** Start TEXT **

Safet Plakalo (4 March 1950 – 19 March 2015) was a prominent  Bosnian playwright, journalist, theatre critic and a founder of Sarajevo War Theatre (SARTR). He was one of the few South Slavic writers of poetic dramatic orientation. His unique dramatic expression integrated the precise poetic form of a sonnet deeply into a dramatic form.

Having written his first play, Vrh (The Peak), at the age of 26, he held the honour of being the youngest playwright in the theatrical history of Bosnia and Herzegovina whose play was staged by a professional theatre. The success of Vrh had secured him his first commission to write a play about the 1941 anti-fascist insurgence in the Romanija region near Sarajevo. Though one of his best plays, Iza šutnjes (Beyond Silence) attempt to demystify the legend of Slaviša Vajner Čiča, a Partisan leader at the heart of the events, displeased Bosnian political censors. As a result, the play was swiftly taken off the repertoires of the four out of five leading Bosnian theatres. The fifth one, in Banja Luka, never attempted to stage it.

Plakalo wrote his third play Nit in the middle of the censorship battle, but disheartened by the outcome and the "incomprehensible attitude of the Bosnian theatrical world towards home-grown dramatic literature", he temporarily gave up on writing to become a theatre critic. By the end of the third decade of his life, while his daughter was still a girl, Plakalo, however, wrote three radio-plays, all three of them (Koncert za klavir i svjetlost, Preparirano proljeće and Balada o Modrinji), for children.

His doubt, however, didn't leave him and it was only at the request of his great friend and the doyen of the Bosnian theatre, actor Safet Pašalić, that he agreed to write Kulin IV (Kulin the Fourth). As destiny would have it, the great actor died not long after the work's completion, and Plakalo decided not to follow through with the production. It was a personal tragedy that made him return to his dramatic and poetic roots with an autobiographical memento mori to his killed wife, Sonja, Phoenix je sagorio uzalud (Phoenix Has Burnt In Vain). On his 36th birthday, and ten years after his first play, he finally saw another of his works premiered on a theatre stage.

** End TEXT **
** Start EXTRACTED MATERIAL **

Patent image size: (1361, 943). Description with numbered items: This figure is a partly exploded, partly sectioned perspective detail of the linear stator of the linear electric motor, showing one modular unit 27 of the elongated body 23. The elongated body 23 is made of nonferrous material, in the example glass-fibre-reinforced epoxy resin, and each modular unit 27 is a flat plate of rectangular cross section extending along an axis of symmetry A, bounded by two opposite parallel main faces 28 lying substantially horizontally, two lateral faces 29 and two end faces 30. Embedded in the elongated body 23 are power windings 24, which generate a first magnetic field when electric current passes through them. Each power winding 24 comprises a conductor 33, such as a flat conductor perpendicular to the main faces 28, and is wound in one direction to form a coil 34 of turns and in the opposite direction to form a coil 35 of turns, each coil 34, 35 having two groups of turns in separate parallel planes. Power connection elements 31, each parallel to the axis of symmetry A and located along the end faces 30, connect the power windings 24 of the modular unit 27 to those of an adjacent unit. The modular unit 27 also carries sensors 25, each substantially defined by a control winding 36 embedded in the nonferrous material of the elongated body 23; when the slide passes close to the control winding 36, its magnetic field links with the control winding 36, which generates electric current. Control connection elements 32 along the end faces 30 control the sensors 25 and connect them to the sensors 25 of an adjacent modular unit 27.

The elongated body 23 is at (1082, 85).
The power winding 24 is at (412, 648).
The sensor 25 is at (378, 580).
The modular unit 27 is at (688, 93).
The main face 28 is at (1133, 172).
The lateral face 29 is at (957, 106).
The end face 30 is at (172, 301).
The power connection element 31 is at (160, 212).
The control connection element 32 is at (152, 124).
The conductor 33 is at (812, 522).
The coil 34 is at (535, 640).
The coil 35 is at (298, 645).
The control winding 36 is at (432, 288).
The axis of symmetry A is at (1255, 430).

** End EXTRACTED MATERIAL **
** Start EXTRACTED MATERIAL **

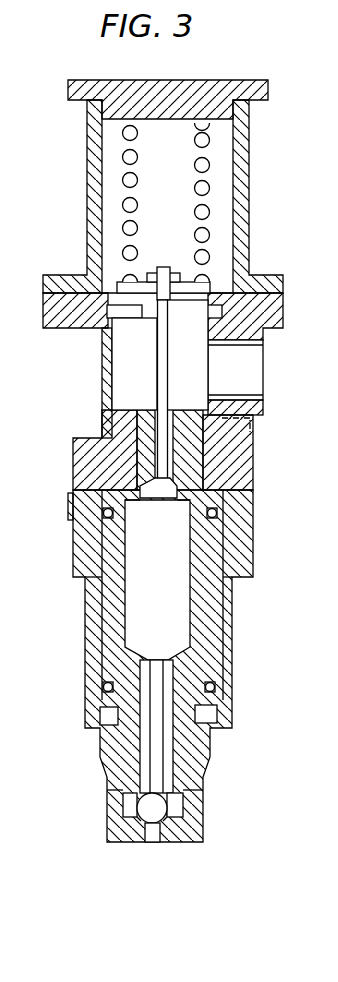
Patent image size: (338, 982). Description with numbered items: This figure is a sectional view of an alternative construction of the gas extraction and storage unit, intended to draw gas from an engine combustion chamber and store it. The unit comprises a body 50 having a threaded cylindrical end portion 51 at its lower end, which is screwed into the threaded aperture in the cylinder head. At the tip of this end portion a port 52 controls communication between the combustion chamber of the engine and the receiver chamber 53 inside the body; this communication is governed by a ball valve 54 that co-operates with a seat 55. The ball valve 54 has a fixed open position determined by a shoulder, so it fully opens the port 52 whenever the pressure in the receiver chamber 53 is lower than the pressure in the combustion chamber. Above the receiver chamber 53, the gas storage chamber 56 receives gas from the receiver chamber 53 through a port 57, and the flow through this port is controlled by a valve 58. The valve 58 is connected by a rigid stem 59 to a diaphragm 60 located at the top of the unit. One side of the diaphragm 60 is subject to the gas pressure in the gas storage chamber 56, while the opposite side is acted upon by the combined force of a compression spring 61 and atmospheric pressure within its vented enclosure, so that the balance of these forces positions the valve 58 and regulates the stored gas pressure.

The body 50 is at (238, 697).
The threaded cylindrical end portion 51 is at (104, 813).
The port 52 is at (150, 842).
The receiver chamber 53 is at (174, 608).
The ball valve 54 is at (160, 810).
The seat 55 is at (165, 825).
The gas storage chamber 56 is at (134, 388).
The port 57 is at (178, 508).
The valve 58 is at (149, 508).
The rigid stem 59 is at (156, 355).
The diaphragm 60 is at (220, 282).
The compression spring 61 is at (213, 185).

** End EXTRACTED MATERIAL **
** Start EXTRACTED MATERIAL **

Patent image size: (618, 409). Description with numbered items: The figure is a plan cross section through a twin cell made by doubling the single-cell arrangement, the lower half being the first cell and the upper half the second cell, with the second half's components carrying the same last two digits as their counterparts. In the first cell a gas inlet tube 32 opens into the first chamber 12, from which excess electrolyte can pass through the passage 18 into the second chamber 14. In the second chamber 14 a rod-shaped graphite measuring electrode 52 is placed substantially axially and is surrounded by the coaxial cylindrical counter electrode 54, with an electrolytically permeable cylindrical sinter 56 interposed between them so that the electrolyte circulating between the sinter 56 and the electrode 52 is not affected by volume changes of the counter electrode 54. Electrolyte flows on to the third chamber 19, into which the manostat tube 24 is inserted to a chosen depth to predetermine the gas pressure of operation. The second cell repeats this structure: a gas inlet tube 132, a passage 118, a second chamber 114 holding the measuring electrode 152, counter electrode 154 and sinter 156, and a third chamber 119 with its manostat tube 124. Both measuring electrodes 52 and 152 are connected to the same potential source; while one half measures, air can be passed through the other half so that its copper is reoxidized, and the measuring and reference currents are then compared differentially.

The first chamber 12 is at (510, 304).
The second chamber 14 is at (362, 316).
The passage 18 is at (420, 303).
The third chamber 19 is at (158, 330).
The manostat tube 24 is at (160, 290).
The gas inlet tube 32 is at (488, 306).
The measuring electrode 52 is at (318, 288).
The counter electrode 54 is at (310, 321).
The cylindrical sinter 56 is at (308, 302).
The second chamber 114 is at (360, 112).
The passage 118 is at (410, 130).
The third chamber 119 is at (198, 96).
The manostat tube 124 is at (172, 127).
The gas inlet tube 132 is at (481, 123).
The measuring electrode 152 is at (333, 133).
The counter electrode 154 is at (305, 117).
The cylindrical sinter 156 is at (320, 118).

** End EXTRACTED MATERIAL **

▶ [EXERCISES TO COMPLETE]
**1)** In the text about Safet Plakalo, how old was he when he wrote his first play, Vrh?
**2)** Rewrite the Safet Plakalo text from the words "Safet Plakalo (4" through the words "a dramatic form.", swapping "journalist" for "reporter".

▶ [ANSWERS PROVIDED]
**1)** He was 26.

**2)**
Safet Plakalo (4 March 1950 – 19 March 2015) was a prominent  Bosnian playwright, reporter, theatre critic and a founder of Sarajevo War Theatre (SARTR). He was one of the few South Slavic writers of poetic dramatic orientation. His unique dramatic expression integrated the precise poetic form of a sonnet deeply into a dramatic form.